TASK PROMPT =>
Pull every line containing "title" out of the material below.

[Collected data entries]

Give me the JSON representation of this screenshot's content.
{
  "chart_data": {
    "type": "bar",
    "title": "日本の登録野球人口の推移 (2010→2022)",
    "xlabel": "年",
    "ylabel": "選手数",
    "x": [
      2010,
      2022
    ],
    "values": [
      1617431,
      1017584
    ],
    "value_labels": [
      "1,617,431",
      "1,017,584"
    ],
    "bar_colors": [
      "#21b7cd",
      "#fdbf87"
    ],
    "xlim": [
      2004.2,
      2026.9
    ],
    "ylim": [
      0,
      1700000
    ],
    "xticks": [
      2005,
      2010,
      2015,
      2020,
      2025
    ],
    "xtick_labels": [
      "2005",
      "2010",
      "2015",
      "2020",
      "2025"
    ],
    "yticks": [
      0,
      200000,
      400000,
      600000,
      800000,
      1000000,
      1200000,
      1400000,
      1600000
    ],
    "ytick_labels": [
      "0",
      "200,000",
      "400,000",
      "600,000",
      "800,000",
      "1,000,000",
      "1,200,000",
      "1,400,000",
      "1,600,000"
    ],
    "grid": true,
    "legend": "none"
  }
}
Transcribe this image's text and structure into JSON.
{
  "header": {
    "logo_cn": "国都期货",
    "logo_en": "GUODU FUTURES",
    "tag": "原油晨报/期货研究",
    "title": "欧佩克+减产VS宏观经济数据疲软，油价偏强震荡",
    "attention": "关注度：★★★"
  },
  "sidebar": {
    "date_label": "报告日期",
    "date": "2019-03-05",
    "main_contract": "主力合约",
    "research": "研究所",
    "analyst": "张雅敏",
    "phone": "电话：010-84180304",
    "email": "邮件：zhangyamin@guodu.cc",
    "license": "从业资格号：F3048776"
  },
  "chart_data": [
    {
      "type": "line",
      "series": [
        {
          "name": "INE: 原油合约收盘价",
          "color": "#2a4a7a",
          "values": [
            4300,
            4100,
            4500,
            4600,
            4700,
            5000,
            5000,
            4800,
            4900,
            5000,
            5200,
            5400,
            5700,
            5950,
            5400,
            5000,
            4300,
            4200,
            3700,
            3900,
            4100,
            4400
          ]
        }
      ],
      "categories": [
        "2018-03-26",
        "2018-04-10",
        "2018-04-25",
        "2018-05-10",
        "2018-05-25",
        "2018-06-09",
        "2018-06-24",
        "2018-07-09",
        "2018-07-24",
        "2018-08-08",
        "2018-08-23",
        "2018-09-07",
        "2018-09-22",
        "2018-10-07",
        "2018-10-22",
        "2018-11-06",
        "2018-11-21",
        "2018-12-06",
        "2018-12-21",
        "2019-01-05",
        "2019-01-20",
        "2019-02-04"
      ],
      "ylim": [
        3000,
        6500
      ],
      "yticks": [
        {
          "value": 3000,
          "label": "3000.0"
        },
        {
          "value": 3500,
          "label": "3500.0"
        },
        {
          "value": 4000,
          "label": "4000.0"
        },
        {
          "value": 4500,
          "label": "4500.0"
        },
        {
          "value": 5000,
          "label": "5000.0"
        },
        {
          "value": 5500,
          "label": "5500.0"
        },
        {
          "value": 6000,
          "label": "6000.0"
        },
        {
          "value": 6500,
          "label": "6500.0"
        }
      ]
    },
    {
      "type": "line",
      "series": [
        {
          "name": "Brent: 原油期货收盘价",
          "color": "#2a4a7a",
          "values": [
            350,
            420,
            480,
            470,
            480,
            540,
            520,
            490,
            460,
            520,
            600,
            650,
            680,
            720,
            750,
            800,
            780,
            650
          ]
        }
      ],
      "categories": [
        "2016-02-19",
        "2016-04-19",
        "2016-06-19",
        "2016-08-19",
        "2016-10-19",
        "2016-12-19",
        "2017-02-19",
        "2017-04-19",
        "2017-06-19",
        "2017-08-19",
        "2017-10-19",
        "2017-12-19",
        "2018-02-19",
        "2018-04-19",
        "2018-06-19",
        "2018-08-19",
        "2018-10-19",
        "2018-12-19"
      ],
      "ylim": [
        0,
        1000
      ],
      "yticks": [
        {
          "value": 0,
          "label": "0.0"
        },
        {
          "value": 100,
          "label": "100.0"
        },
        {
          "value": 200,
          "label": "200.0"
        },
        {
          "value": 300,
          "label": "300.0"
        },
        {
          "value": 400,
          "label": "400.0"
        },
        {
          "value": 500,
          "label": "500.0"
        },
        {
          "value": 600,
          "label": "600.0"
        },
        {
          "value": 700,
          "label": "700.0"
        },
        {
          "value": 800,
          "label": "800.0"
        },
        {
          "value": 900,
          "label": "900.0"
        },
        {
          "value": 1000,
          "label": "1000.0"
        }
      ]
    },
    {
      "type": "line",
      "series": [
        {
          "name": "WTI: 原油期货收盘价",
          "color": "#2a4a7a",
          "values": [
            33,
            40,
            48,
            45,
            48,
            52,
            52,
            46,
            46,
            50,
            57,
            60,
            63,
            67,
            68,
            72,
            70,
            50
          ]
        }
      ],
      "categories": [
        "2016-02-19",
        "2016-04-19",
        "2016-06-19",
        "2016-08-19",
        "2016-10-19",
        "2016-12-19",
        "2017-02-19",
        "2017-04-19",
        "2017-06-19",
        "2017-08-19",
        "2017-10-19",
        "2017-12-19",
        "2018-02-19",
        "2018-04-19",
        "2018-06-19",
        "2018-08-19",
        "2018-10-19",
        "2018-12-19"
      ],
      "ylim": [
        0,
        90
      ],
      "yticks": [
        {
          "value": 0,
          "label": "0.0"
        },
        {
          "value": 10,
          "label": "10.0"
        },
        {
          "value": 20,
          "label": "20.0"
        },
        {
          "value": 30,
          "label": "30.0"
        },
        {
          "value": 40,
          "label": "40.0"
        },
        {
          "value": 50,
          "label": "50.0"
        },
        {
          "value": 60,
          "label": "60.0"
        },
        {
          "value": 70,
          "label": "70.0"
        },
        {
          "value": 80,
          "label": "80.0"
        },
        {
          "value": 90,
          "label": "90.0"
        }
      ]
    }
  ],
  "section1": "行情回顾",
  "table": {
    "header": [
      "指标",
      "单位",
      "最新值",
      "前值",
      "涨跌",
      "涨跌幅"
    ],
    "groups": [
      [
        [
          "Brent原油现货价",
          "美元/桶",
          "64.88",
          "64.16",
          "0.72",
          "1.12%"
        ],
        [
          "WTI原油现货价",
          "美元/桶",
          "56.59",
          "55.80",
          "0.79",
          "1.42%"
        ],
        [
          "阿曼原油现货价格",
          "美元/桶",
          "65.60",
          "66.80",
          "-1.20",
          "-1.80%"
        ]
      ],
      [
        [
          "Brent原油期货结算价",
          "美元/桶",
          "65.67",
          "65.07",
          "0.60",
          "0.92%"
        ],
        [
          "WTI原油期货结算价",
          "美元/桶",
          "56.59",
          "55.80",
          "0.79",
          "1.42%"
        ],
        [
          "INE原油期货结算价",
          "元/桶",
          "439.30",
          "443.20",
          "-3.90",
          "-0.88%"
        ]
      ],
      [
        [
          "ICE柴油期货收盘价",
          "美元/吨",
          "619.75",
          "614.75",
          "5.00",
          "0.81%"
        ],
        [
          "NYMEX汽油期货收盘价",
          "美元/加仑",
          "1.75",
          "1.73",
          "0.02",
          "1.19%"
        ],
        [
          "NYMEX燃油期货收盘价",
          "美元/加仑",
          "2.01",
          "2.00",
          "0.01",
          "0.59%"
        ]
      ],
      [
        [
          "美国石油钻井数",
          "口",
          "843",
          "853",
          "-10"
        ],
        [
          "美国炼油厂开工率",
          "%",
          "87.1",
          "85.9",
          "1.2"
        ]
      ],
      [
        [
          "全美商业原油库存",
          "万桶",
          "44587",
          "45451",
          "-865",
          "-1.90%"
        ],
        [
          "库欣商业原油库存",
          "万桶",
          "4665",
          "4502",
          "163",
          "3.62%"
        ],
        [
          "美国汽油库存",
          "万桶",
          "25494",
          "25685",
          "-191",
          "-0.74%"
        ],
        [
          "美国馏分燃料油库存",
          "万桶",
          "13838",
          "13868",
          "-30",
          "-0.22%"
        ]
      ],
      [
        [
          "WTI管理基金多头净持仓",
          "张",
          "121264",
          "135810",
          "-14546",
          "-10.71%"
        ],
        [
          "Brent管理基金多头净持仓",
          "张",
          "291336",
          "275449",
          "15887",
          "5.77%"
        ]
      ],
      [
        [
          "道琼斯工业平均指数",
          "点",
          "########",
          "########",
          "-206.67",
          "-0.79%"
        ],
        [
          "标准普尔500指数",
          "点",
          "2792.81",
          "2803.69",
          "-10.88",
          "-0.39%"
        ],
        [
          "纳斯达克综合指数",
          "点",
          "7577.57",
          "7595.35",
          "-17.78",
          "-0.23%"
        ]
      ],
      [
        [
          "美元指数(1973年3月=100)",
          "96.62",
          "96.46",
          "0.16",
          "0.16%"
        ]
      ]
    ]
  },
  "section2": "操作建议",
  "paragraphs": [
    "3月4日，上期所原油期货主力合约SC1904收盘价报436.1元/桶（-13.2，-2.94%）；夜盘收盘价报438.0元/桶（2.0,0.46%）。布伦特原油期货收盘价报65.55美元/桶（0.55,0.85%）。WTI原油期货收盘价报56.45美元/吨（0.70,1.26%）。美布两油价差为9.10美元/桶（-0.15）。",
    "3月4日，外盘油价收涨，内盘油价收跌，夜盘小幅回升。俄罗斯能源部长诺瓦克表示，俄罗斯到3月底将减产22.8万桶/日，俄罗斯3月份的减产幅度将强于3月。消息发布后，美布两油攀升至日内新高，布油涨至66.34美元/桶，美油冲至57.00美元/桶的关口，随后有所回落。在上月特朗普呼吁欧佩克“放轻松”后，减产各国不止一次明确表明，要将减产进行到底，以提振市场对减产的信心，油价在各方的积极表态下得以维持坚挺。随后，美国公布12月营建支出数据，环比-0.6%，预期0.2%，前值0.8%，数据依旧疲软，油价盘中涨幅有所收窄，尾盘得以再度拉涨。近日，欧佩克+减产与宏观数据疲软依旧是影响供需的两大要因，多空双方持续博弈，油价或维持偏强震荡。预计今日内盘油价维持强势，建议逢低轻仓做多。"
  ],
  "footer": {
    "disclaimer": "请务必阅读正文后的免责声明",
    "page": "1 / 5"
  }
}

REPLY =>
    "title": "日本の登録野球人口の推移 (2010→2022)",
    "title": "欧佩克+减产VS宏观经济数据疲软，油价偏强震荡",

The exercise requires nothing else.